TEXT BLOCK =>

- - - - - - -

About sub-question 2:
Nearly all x86 calling conventions I know (cdecl, stdcall, syscall, fastcall, pascal, 64-bit Windows and 64-bit Linux) will allow void functions to modify the ax/eax/rax register and the difference between an int function and a void function is only that the returned value is passed in the eax register.
The same is true for the "default" calling convention on most other CPUs I have already worked with (MIPS, Sparc, ARM, V850/RH850, PowerPC, TriCore). The register name is not eax but different, of course.
So when using these calling convention you can safely call the int function using a void pointer.
There are however calling conventions where this is not the case: I've read about a calling convention that implicitly use an additional argument for non-void functions...
At the asm level only, this is safe in all normal x86 calling conventions for integer types: eax/rax is call-clobbered, and the caller doesn't have to do anything differently to call a void function vs. an int function and ignoring the return value.

- - - - - - -

Write out the calling-convention text again, updated: begin at the words "At the asm level" and stop after "the return value.", changing "call-clobbered" to "caller-saved".

SOURCE MATERIAL =>
- - - - - - -

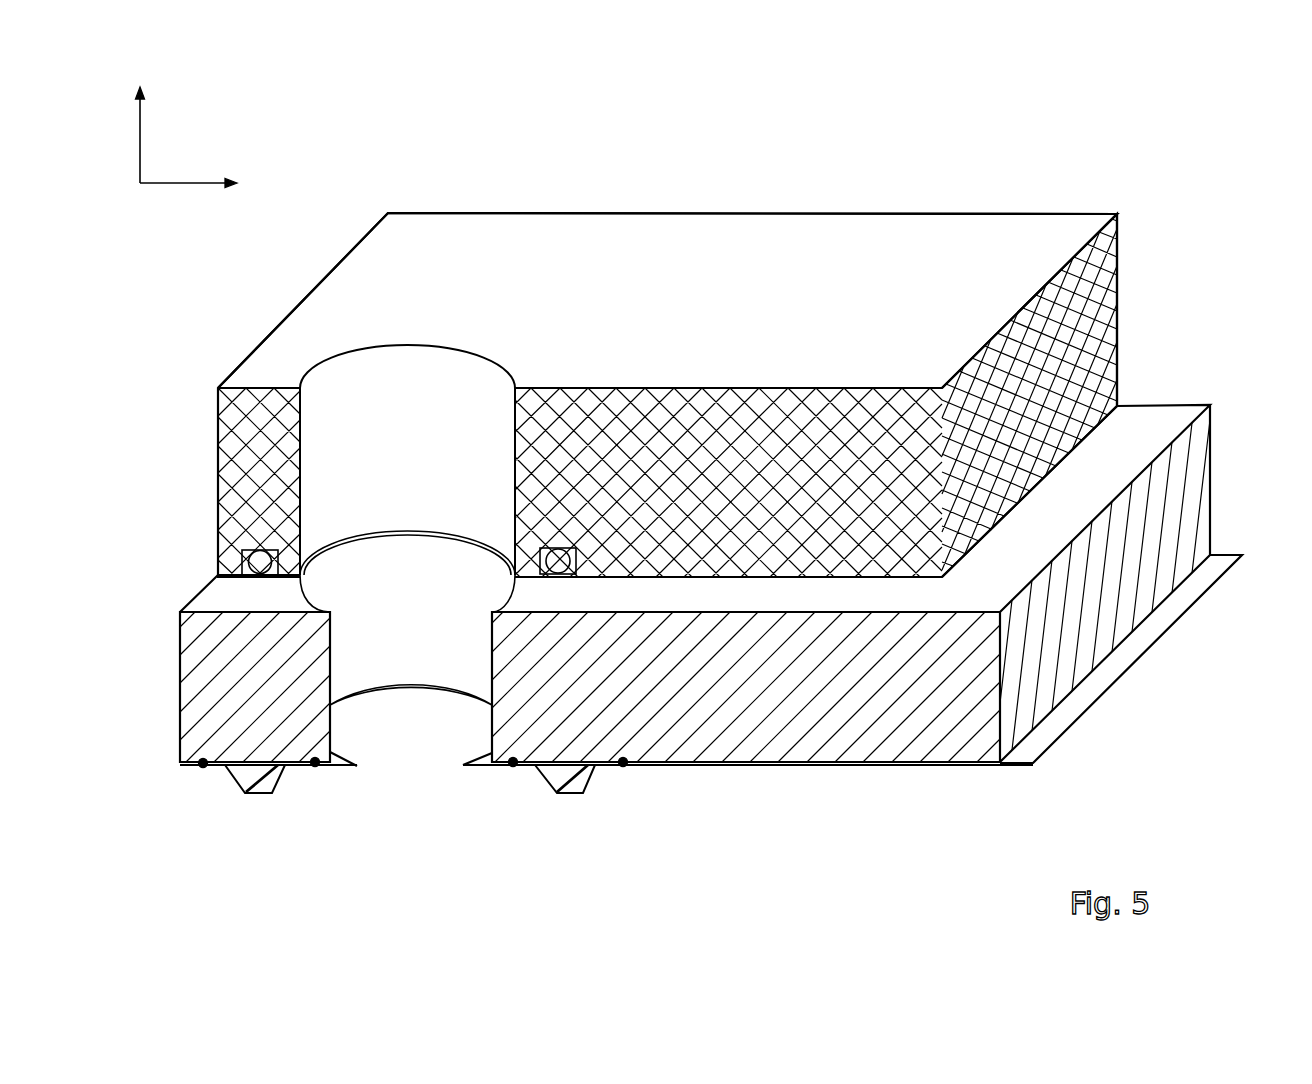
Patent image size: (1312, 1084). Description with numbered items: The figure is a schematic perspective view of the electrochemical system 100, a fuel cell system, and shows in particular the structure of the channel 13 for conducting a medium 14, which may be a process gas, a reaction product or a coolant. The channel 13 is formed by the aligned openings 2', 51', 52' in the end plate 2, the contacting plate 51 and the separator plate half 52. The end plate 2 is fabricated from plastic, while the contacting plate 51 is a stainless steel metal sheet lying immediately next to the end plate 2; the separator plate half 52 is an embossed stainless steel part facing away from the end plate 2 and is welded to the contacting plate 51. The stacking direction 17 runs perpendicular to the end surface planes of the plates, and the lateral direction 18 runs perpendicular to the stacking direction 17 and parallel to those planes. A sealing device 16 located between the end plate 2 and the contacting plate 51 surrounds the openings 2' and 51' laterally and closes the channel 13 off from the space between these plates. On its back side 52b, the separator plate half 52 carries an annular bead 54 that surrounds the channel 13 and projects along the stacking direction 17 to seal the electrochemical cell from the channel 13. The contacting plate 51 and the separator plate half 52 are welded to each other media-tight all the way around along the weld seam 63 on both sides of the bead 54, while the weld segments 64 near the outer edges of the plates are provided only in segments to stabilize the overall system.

- - - - - - -

FINISHED TASK =>
At the asm level only, this is safe in all normal x86 calling conventions for integer types: eax/rax is caller-saved, and the caller doesn't have to do anything differently to call a void function vs. an int function and ignoring the return value.